_Task to carry out_
Can you copy out the data exactly? Leave the images out.

_Given records_
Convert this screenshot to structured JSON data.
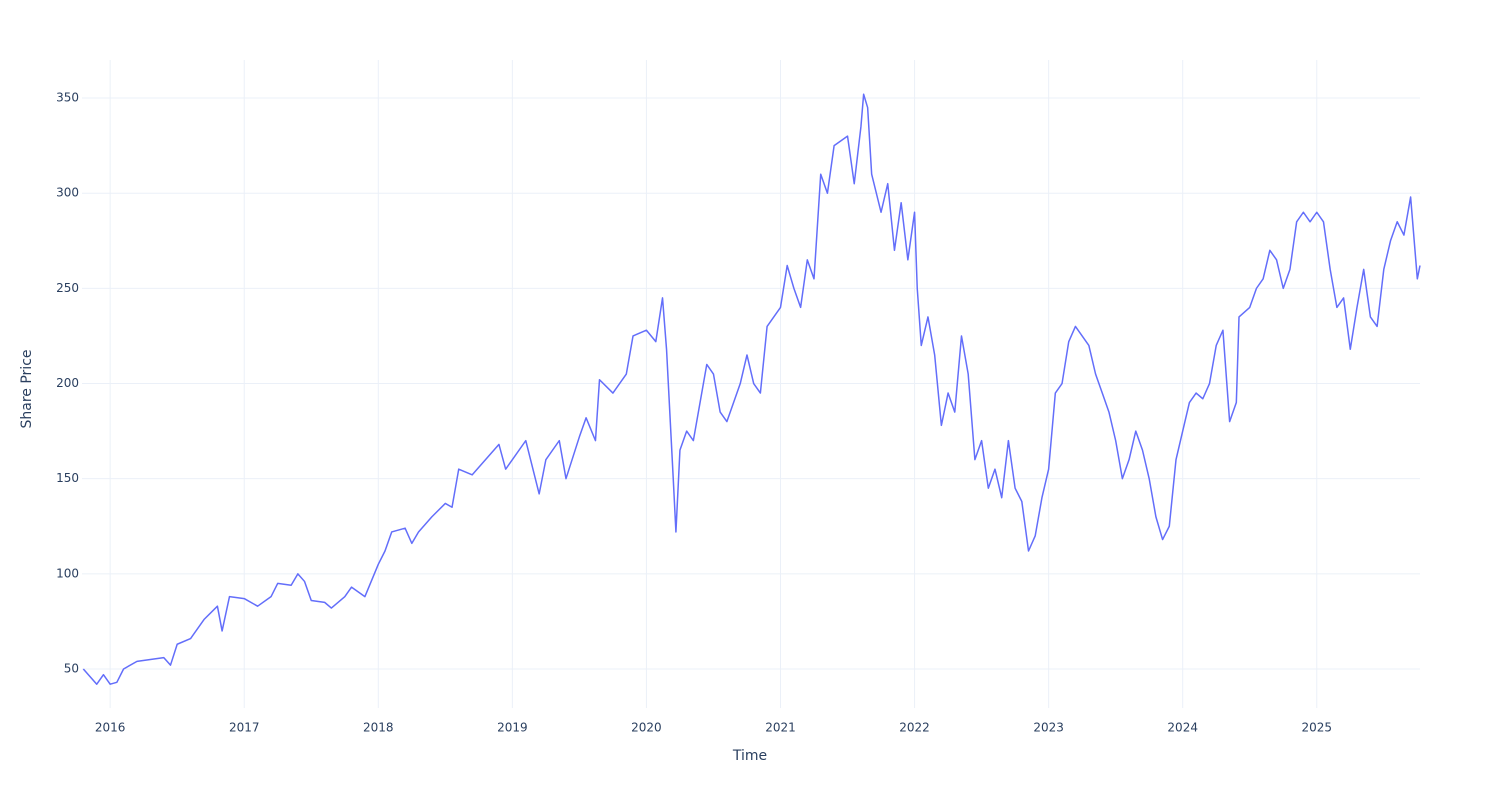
{
  "chart_data": {
    "type": "line",
    "x_label": "Time",
    "y_label": "Share Price",
    "x": [
      2015.8,
      2015.85,
      2015.9,
      2015.95,
      2016.0,
      2016.05,
      2016.1,
      2016.2,
      2016.3,
      2016.4,
      2016.45,
      2016.5,
      2016.6,
      2016.7,
      2016.8,
      2016.835,
      2016.89,
      2017.0,
      2017.1,
      2017.2,
      2017.25,
      2017.35,
      2017.4,
      2017.45,
      2017.5,
      2017.6,
      2017.65,
      2017.75,
      2017.8,
      2017.9,
      2018.0,
      2018.05,
      2018.1,
      2018.2,
      2018.25,
      2018.3,
      2018.4,
      2018.5,
      2018.55,
      2018.6,
      2018.7,
      2018.8,
      2018.9,
      2018.95,
      2019.0,
      2019.1,
      2019.2,
      2019.25,
      2019.35,
      2019.4,
      2019.5,
      2019.55,
      2019.62,
      2019.65,
      2019.75,
      2019.85,
      2019.9,
      2020.0,
      2020.07,
      2020.12,
      2020.15,
      2020.2,
      2020.22,
      2020.25,
      2020.3,
      2020.35,
      2020.45,
      2020.5,
      2020.55,
      2020.6,
      2020.7,
      2020.75,
      2020.8,
      2020.85,
      2020.9,
      2021.0,
      2021.05,
      2021.1,
      2021.15,
      2021.2,
      2021.25,
      2021.3,
      2021.35,
      2021.4,
      2021.5,
      2021.55,
      2021.6,
      2021.62,
      2021.65,
      2021.68,
      2021.75,
      2021.8,
      2021.85,
      2021.9,
      2021.95,
      2022.0,
      2022.02,
      2022.05,
      2022.1,
      2022.15,
      2022.2,
      2022.25,
      2022.3,
      2022.35,
      2022.4,
      2022.45,
      2022.5,
      2022.55,
      2022.6,
      2022.65,
      2022.7,
      2022.75,
      2022.8,
      2022.85,
      2022.9,
      2022.95,
      2023.0,
      2023.05,
      2023.1,
      2023.15,
      2023.2,
      2023.3,
      2023.35,
      2023.4,
      2023.45,
      2023.5,
      2023.55,
      2023.6,
      2023.65,
      2023.7,
      2023.75,
      2023.8,
      2023.85,
      2023.9,
      2023.95,
      2024.0,
      2024.05,
      2024.1,
      2024.15,
      2024.2,
      2024.25,
      2024.3,
      2024.35,
      2024.4,
      2024.42,
      2024.5,
      2024.55,
      2024.6,
      2024.65,
      2024.7,
      2024.75,
      2024.8,
      2024.85,
      2024.9,
      2024.95,
      2025.0,
      2025.05,
      2025.1,
      2025.15,
      2025.2,
      2025.25,
      2025.3,
      2025.35,
      2025.4,
      2025.45,
      2025.5,
      2025.55,
      2025.6,
      2025.65,
      2025.7,
      2025.75,
      2025.77
    ],
    "series": [
      {
        "color": "#636efa",
        "values": [
          50,
          46,
          42,
          47,
          42,
          43,
          50,
          54,
          55,
          56,
          52,
          63,
          66,
          76,
          83,
          70,
          88,
          87,
          83,
          88,
          95,
          94,
          100,
          96,
          86,
          85,
          82,
          88,
          93,
          88,
          105,
          112,
          122,
          124,
          116,
          122,
          130,
          137,
          135,
          155,
          152,
          160,
          168,
          155,
          160,
          170,
          142,
          160,
          170,
          150,
          172,
          182,
          170,
          202,
          195,
          205,
          225,
          228,
          222,
          245,
          218,
          150,
          122,
          165,
          175,
          170,
          210,
          205,
          185,
          180,
          200,
          215,
          200,
          195,
          230,
          240,
          262,
          250,
          240,
          265,
          255,
          310,
          300,
          325,
          330,
          305,
          335,
          352,
          345,
          310,
          290,
          305,
          270,
          295,
          265,
          290,
          250,
          220,
          235,
          215,
          178,
          195,
          185,
          225,
          205,
          160,
          170,
          145,
          155,
          140,
          170,
          145,
          138,
          112,
          120,
          140,
          155,
          195,
          200,
          222,
          230,
          220,
          205,
          195,
          185,
          170,
          150,
          160,
          175,
          165,
          150,
          130,
          118,
          125,
          160,
          175,
          190,
          195,
          192,
          200,
          220,
          228,
          180,
          190,
          235,
          240,
          250,
          255,
          270,
          265,
          250,
          260,
          285,
          290,
          285,
          290,
          285,
          260,
          240,
          245,
          218,
          240,
          260,
          235,
          230,
          260,
          275,
          285,
          278,
          298,
          255,
          262
        ]
      }
    ],
    "xlim": [
      2015.79,
      2025.77
    ],
    "xticks": [
      2016,
      2017,
      2018,
      2019,
      2020,
      2021,
      2022,
      2023,
      2024,
      2025
    ],
    "ylim": [
      29.5,
      370
    ],
    "yticks": [
      50,
      100,
      150,
      200,
      250,
      300,
      350
    ],
    "grid": true
  }
}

_Exercise answer_
Convert this screenshot to structured JSON data.
{
  "chart_data": {
    "type": "line",
    "x_label": "Time",
    "y_label": "Share Price",
    "x": [
      2015.8,
      2015.85,
      2015.9,
      2015.95,
      2016.0,
      2016.05,
      2016.1,
      2016.2,
      2016.3,
      2016.4,
      2016.45,
      2016.5,
      2016.6,
      2016.7,
      2016.8,
      2016.835,
      2016.89,
      2017.0,
      2017.1,
      2017.2,
      2017.25,
      2017.35,
      2017.4,
      2017.45,
      2017.5,
      2017.6,
      2017.65,
      2017.75,
      2017.8,
      2017.9,
      2018.0,
      2018.05,
      2018.1,
      2018.2,
      2018.25,
      2018.3,
      2018.4,
      2018.5,
      2018.55,
      2018.6,
      2018.7,
      2018.8,
      2018.9,
      2018.95,
      2019.0,
      2019.1,
      2019.2,
      2019.25,
      2019.35,
      2019.4,
      2019.5,
      2019.55,
      2019.62,
      2019.65,
      2019.75,
      2019.85,
      2019.9,
      2020.0,
      2020.07,
      2020.12,
      2020.15,
      2020.2,
      2020.22,
      2020.25,
      2020.3,
      2020.35,
      2020.45,
      2020.5,
      2020.55,
      2020.6,
      2020.7,
      2020.75,
      2020.8,
      2020.85,
      2020.9,
      2021.0,
      2021.05,
      2021.1,
      2021.15,
      2021.2,
      2021.25,
      2021.3,
      2021.35,
      2021.4,
      2021.5,
      2021.55,
      2021.6,
      2021.62,
      2021.65,
      2021.68,
      2021.75,
      2021.8,
      2021.85,
      2021.9,
      2021.95,
      2022.0,
      2022.02,
      2022.05,
      2022.1,
      2022.15,
      2022.2,
      2022.25,
      2022.3,
      2022.35,
      2022.4,
      2022.45,
      2022.5,
      2022.55,
      2022.6,
      2022.65,
      2022.7,
      2022.75,
      2022.8,
      2022.85,
      2022.9,
      2022.95,
      2023.0,
      2023.05,
      2023.1,
      2023.15,
      2023.2,
      2023.3,
      2023.35,
      2023.4,
      2023.45,
      2023.5,
      2023.55,
      2023.6,
      2023.65,
      2023.7,
      2023.75,
      2023.8,
      2023.85,
      2023.9,
      2023.95,
      2024.0,
      2024.05,
      2024.1,
      2024.15,
      2024.2,
      2024.25,
      2024.3,
      2024.35,
      2024.4,
      2024.42,
      2024.5,
      2024.55,
      2024.6,
      2024.65,
      2024.7,
      2024.75,
      2024.8,
      2024.85,
      2024.9,
      2024.95,
      2025.0,
      2025.05,
      2025.1,
      2025.15,
      2025.2,
      2025.25,
      2025.3,
      2025.35,
      2025.4,
      2025.45,
      2025.5,
      2025.55,
      2025.6,
      2025.65,
      2025.7,
      2025.75,
      2025.77
    ],
    "series": [
      {
        "color": "#636efa",
        "values": [
          50,
          46,
          42,
          47,
          42,
          43,
          50,
          54,
          55,
          56,
          52,
          63,
          66,
          76,
          83,
          70,
          88,
          87,
          83,
          88,
          95,
          94,
          100,
          96,
          86,
          85,
          82,
          88,
          93,
          88,
          105,
          112,
          122,
          124,
          116,
          122,
          130,
          137,
          135,
          155,
          152,
          160,
          168,
          155,
          160,
          170,
          142,
          160,
          170,
          150,
          172,
          182,
          170,
          202,
          195,
          205,
          225,
          228,
          222,
          245,
          218,
          150,
          122,
          165,
          175,
          170,
          210,
          205,
          185,
          180,
          200,
          215,
          200,
          195,
          230,
          240,
          262,
          250,
          240,
          265,
          255,
          310,
          300,
          325,
          330,
          305,
          335,
          352,
          345,
          310,
          290,
          305,
          270,
          295,
          265,
          290,
          250,
          220,
          235,
          215,
          178,
          195,
          185,
          225,
          205,
          160,
          170,
          145,
          155,
          140,
          170,
          145,
          138,
          112,
          120,
          140,
          155,
          195,
          200,
          222,
          230,
          220,
          205,
          195,
          185,
          170,
          150,
          160,
          175,
          165,
          150,
          130,
          118,
          125,
          160,
          175,
          190,
          195,
          192,
          200,
          220,
          228,
          180,
          190,
          235,
          240,
          250,
          255,
          270,
          265,
          250,
          260,
          285,
          290,
          285,
          290,
          285,
          260,
          240,
          245,
          218,
          240,
          260,
          235,
          230,
          260,
          275,
          285,
          278,
          298,
          255,
          262
        ]
      }
    ],
    "xlim": [
      2015.79,
      2025.77
    ],
    "xticks": [
      2016,
      2017,
      2018,
      2019,
      2020,
      2021,
      2022,
      2023,
      2024,
      2025
    ],
    "ylim": [
      29.5,
      370
    ],
    "yticks": [
      50,
      100,
      150,
      200,
      250,
      300,
      350
    ],
    "grid": true
  }
}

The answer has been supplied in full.